I'm glad McDonalds has a team for their kitchen staff. Great outlet for ya.. haha


----------



## platies pwn (Nov 29, 2010)

Cool down people!Wow,i thought i'd never see people getting so angry over a hobby.


----------



## girth vader (Apr 24, 2006)

lol, no anger here.  Some ppl just don't like being called lazy... And clearly one of them hates living at his parents house...

Dunno, don't care either.


----------



## grogan (Jan 23, 2011)

okay, if anybody is pulling up this thread looking for information about a co2 system, I just found this link. It has all the information needed. 

http://www.aquariumadvice.com/articles/articles/26/1/Carbon-Dioxide-Systems/Page1.html


----------



## emc7 (Jul 23, 2005)

wow, so mean. I try to avoid both personally attacks and speculating about other posters. That kind of thing will get you banned.

I appreciate people who take the time to read up a bit on a subject and use the advanced search to look at old threads before they ask a specific question about one or two things that they don't understand or can't decide about. Just to say "tell me all about" x, is so vague you will likely only get an answer from a kid who cuts and pastes from wikipedia since the rest of us won't take the time to write you a book. 

I have told people to go read up and come back. Don't be lazy and expect to be spoon-fed everything. These are usually the people who will have a conniption because they aren't answered immediately in the middle of the night. Reading even wrong answers on forums will help you write a more coherent question.

This thread's questions were fairly specific and likely would've been answered eventually. But complaining that you didn't get a quick answer to something you could've looked up in 2 secs will get you that kind of response. If you get mad and start quarreling, everyone will get banned. 

The ignore list is a wonderful thing. 

Give more info, when asking about a device, get model # or post pics.

Yes, not all of do CO2. I have fish tanks with a few low-light plants. You might get a faster response on a plantedtank forum.


----------



## girth vader (Apr 24, 2006)

I ignore personal attacks. Just a matter of looking at the source...


----------



## Betta man (Mar 25, 2011)

I ask on the forums so I don't see spam. Personally, I don't like spam... I just got a bottle of c02 booster. Post pics of your c02 system.


----------

# # #

■ **BRIEF A**: In the forum thread, what does emc7 say to do when asking about a device?
■ **BRIEF B**: Please reproduce the forum thread passage starting with "Cool down people!Wow,i" and going on through "his parents house...".
■ **BRIEF C**: Render this sentence from the forum thread in Spanish: "The ignore list is a wonderful thing."
The records come from a different source than the forum thread.

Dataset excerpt
# # #

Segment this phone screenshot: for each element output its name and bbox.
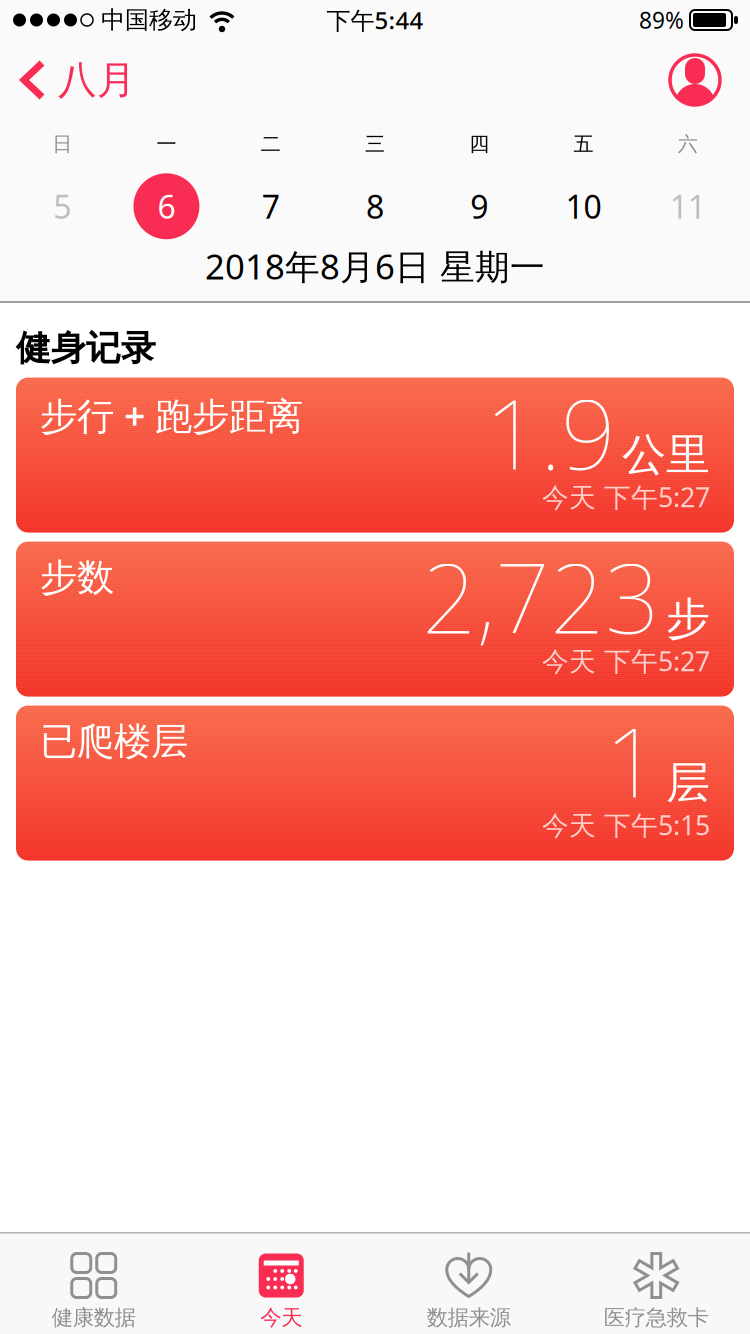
staticText: 层 bbox=[666, 756, 710, 810]
staticText: 步行 + 跑步距离 bbox=[40, 391, 303, 440]
staticText: 11 bbox=[670, 185, 706, 228]
staticText: 日 bbox=[52, 132, 72, 156]
staticText: 下午5:44 bbox=[326, 4, 424, 36]
staticText: 1.9 bbox=[485, 369, 616, 496]
button[interactable]: 医疗急救卡 bbox=[562, 1254, 750, 1331]
staticText: 9 bbox=[470, 185, 488, 228]
button[interactable]: 五 bbox=[531, 121, 636, 239]
staticText: 2,723 bbox=[422, 533, 660, 660]
staticText: 五 bbox=[574, 132, 594, 156]
staticText: 公里 bbox=[622, 428, 710, 482]
button[interactable]: 今天 bbox=[188, 1254, 375, 1331]
staticText: 二 bbox=[261, 132, 281, 156]
staticText: 八月 bbox=[58, 56, 136, 104]
button[interactable]: 健康数据 bbox=[0, 1254, 188, 1331]
button[interactable]: 健康资料 bbox=[670, 55, 750, 105]
staticText: 健康数据 bbox=[52, 1304, 136, 1331]
staticText: 四 bbox=[469, 132, 489, 156]
button[interactable]: 数据来源 bbox=[375, 1254, 562, 1331]
staticText: 今天 下午5:27 bbox=[542, 479, 710, 515]
button[interactable]: 一 bbox=[114, 121, 219, 239]
staticText: 中国移动 bbox=[101, 5, 197, 35]
staticText: 5 bbox=[53, 185, 71, 228]
staticText: 步数 bbox=[40, 555, 114, 600]
staticText: 三 bbox=[365, 132, 385, 156]
staticText: 6 bbox=[157, 185, 175, 228]
staticText: 步 bbox=[666, 592, 710, 646]
button[interactable]: 日 bbox=[10, 121, 114, 239]
button[interactable]: 步行 + 跑步距离 bbox=[0, 378, 750, 533]
staticText: 8 bbox=[366, 185, 384, 228]
button[interactable]: 三 bbox=[323, 121, 427, 239]
staticText: 10 bbox=[566, 185, 602, 228]
button[interactable]: 步数 bbox=[0, 542, 750, 697]
staticText: 一 bbox=[156, 132, 176, 156]
staticText: 1 bbox=[605, 697, 660, 824]
button[interactable]: 二 bbox=[219, 121, 323, 239]
staticText: 7 bbox=[262, 185, 280, 228]
staticText: 今天 下午5:15 bbox=[542, 807, 710, 843]
staticText: 已爬楼层 bbox=[40, 719, 188, 764]
button[interactable]: 四 bbox=[427, 121, 531, 239]
staticText: 医疗急救卡 bbox=[604, 1304, 709, 1331]
staticText: 89% bbox=[639, 5, 684, 35]
staticText: 数据来源 bbox=[427, 1304, 511, 1331]
staticText: 健身记录 bbox=[16, 327, 156, 370]
button[interactable]: 八月 bbox=[0, 56, 136, 104]
button[interactable]: 六 bbox=[636, 121, 740, 239]
staticText: 今天 下午5:27 bbox=[542, 643, 710, 679]
button[interactable]: 已爬楼层 bbox=[0, 706, 750, 861]
staticText: 2018年8月6日 星期一 bbox=[205, 243, 545, 289]
staticText: 六 bbox=[678, 132, 698, 156]
staticText: 今天 bbox=[260, 1304, 302, 1331]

# # #

■ **RESPONSE A**: Give more information by getting the model number or posting pictures.

■ **RESPONSE B**:
Cool down people!Wow,i thought i'd never see people getting so angry over a hobby.


----------



## girth vader (Apr 24, 2006)

lol, no anger here.  Some ppl just don't like being called lazy... And clearly one of them hates living at his parents house...

■ **RESPONSE C**: La lista de ignorados es algo maravilloso.